::: Quoted passage

2.2 Spectrum sensing

Spectrum sensing serves the purpose of assessing the spectral condition of the Primary Network and categorizing it into one of two states: “idle” (\({\mathcal {H}}_0^c\)) or “occupied” (\({\mathcal {H}}_1^c\)). In the event that the spectrum is identified as “idle,” the Secondary Network is able to make use of it for transmitting information. Conversely, should the spectrum be detected as “occupied,” the SN abstains from active operation to prevent any interference with the PUs. The expressions for the two scenarios mentioned above are, respectively, given as

$$\begin{aligned}&H_c^0:{y_{s,c}} = {n_s}, \end{aligned}$$
(3a)
$$H_c^1:{y_{s,c}} = {\text{h}}_{s,c}^{{{\text {q}}_p},{{\text{q}}_s}}{\sqrt{P}} x + {n_s},$$
(3b)

where \(n_s\sim {\mathcal {C}} {\mathcal {N}} (0,\sigma _s^2)\) is indicative of the additive white Gaussian noise (AWGN) present at the secondary UAV. The variable \({\text {h}}_{s,c}^{{{\text {q}}_p},{{\text {q}}_s}}\) denotes the baseband equivalent channel from the stopping point \(q_p\) of the primary UAV to the stopping point \(p_s\) of the secondary UAV. Furthermore, P stands for the transmission power at the primary UAV, while x represents the complex baseband signal emitted by the primary UAV.

The system operates during a frame duration T, which is divided into a sensing period \(\tau\) and an information transmission period \(T - \tau\) for the Secondary Network. The detection probability and false alarm probability for subcarrier c using energy detection are provided as follows

$$\begin{aligned} P_{d,c}&= Q\left( \frac{\eta ^c-\sigma _c^2(N+\gamma _c) }{(\sigma _c^2/\sqrt{\tau f_s} )\sqrt{2\gamma _c+N} }\right) , \end{aligned}$$
(4a)
$$\begin{aligned} P_{f,c}&= Q\left( \frac{\eta ^c-\sigma _c^2N }{(\sigma _c^2/\sqrt{\tau f_s} )\sqrt{N} }\right) , \end{aligned}$$
(4b)

::::::

Stated goal A :: Decide whether each statement agrees with the spectrum sensing section. Answer yes or no for each, and quote the words from the section that settle it. (i) When the spectrum is detected as occupied, the Secondary Network stops active operation. (ii) The frame duration T is split into a sensing period and a period for transmitting information. (iii) P is the transmission power at the secondary UAV.
Stated goal B :: Resume the spectrum sensing section at the point where it stops.

::: Given information

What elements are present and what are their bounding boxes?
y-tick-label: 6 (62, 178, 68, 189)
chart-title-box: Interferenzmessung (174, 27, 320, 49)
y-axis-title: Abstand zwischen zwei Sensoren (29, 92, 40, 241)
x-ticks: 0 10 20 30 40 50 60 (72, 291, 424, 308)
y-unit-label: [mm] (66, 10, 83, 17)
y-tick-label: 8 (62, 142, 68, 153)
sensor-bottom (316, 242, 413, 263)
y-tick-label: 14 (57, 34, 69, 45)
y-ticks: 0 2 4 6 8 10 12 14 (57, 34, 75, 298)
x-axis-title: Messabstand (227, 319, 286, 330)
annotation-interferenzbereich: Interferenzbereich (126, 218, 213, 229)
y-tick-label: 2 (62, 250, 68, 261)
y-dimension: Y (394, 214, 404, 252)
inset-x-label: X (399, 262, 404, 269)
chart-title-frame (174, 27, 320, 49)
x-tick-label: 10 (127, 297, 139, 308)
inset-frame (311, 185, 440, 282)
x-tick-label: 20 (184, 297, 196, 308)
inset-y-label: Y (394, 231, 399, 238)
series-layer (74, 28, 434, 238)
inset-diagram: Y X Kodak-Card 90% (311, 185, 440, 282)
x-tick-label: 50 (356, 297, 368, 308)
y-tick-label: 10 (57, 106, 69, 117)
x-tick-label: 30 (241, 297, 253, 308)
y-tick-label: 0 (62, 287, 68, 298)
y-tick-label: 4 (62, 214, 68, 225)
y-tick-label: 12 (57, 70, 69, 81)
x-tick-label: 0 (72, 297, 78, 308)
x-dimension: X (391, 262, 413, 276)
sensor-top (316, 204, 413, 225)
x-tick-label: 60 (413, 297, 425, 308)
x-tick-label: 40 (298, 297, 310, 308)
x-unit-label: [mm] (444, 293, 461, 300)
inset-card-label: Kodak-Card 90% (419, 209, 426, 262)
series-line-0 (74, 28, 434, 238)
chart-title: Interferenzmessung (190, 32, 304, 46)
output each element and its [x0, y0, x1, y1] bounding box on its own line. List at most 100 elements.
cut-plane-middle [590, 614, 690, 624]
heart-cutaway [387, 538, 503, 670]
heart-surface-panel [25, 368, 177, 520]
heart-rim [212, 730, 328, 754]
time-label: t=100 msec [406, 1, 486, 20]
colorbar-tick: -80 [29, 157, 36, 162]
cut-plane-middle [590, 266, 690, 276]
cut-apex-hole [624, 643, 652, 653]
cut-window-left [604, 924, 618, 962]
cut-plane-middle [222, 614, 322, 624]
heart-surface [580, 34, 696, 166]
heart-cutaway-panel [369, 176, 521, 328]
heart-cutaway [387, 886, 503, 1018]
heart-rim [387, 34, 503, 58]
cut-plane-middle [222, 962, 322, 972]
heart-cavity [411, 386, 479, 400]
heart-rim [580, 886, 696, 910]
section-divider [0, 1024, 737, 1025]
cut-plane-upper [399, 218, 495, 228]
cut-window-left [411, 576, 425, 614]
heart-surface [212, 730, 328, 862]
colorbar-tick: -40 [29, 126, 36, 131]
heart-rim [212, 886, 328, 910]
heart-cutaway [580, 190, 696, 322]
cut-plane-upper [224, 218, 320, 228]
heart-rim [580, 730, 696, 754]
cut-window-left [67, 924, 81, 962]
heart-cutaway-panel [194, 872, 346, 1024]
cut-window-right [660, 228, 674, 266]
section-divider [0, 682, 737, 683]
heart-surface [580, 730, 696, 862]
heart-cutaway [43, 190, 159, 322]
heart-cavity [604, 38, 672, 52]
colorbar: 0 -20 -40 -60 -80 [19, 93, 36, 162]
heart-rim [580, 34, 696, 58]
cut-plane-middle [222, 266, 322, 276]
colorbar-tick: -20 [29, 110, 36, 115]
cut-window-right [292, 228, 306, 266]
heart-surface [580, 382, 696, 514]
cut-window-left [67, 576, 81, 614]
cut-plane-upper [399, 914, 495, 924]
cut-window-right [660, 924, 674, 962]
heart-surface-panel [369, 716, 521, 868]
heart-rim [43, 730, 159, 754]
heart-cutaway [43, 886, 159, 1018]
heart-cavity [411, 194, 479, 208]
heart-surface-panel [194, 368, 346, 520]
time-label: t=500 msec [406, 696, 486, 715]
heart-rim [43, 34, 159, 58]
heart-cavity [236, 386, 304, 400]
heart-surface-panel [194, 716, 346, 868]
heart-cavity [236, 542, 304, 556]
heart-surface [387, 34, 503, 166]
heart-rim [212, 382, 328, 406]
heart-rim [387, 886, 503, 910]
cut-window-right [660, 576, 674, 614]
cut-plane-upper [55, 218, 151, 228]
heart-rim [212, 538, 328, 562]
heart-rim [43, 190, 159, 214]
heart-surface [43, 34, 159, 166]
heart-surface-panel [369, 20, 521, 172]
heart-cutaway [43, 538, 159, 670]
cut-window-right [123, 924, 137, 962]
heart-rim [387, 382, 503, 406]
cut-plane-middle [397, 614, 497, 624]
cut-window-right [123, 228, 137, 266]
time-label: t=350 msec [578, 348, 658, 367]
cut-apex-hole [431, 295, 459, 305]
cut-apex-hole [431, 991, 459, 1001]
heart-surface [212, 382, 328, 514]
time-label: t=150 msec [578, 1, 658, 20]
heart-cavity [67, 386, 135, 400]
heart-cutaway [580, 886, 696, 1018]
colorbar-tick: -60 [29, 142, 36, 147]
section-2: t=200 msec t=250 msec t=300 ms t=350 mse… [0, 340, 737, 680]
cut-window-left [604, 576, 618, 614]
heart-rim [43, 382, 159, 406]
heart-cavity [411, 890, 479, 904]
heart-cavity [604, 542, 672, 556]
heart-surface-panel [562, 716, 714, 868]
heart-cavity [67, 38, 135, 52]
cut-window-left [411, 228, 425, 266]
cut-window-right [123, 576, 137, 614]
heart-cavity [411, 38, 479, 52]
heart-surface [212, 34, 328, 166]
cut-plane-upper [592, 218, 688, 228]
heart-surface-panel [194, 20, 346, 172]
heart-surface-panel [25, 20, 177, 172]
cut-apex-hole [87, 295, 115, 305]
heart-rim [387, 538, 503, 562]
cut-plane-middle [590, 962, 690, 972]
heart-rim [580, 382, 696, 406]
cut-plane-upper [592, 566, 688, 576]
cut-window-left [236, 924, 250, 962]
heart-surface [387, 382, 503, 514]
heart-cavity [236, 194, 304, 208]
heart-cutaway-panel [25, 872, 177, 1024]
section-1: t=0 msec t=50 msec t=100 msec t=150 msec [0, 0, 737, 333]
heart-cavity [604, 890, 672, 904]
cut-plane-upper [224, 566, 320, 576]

::::::

Written reply A ::
(i) Yes: "the SN abstains from active operation to prevent any interference with the PUs"
(ii) Yes: "The system operates during a frame duration T, which is divided into a sensing period"
(iii) No: "P stands for the transmission power at the primary UAV"

Written reply B ::
where \(f_s\) represents the sampling frequency, while \(\gamma c={\text {h}}_{s,c}^{{{\text {q}}_i},{{\text {q}}_j}}\frac{P}{\sigma _s^2}\) denotes the received signal-to-noise ratio (SNR) from the primary UAV at \({\text {q}}_i\) to the secondary UAV at \({\text {q}}_j\) in the subcarrier c, and \(Q(\cdot )\) is the right tail function of the standard normal distribution, \(Q(x)=\int _{x}^{ \infty } \frac{1}{\sqrt{2\pi } } e^\frac{t^2}{2} \hbox {d}t\). Additionally, \(\eta ^c\) is the detection threshold in the subcarrier c, which can be expressed as

$$\begin{aligned} \eta ^c=(Q^{-1}(\overline{P_d} )\sqrt{\frac{2\gamma _c+N}{\tau f_s} } +\gamma _c+N )\sigma _s^2, \end{aligned}$$
(5)

where \(\overline{P_d}\) is the target detection probability.

2.3 Secondary network information transmission

When the secondary UAV detects that the spectrum is in an idle state, it utilizes the available idle spectrum for information transmission. However, the detection results of the secondary UAVs are not always perfectly accurate, and two scenarios can occur. The first scenario is when the secondary UAV successfully detects the idle spectrum subcarrier c. In this case, the secondary UAV uses subcarrier c to transmit the signal to the secondary user k, which can be represented as

$$\begin{aligned} {y_{k,c}} = {\rho _{k,c}}{\text {h}}_{{\text {sk,c}}}^{{{\text {q}}_s}}\,{f_{k,c}}s_k^c + {n_k}, \end{aligned}$$
(6)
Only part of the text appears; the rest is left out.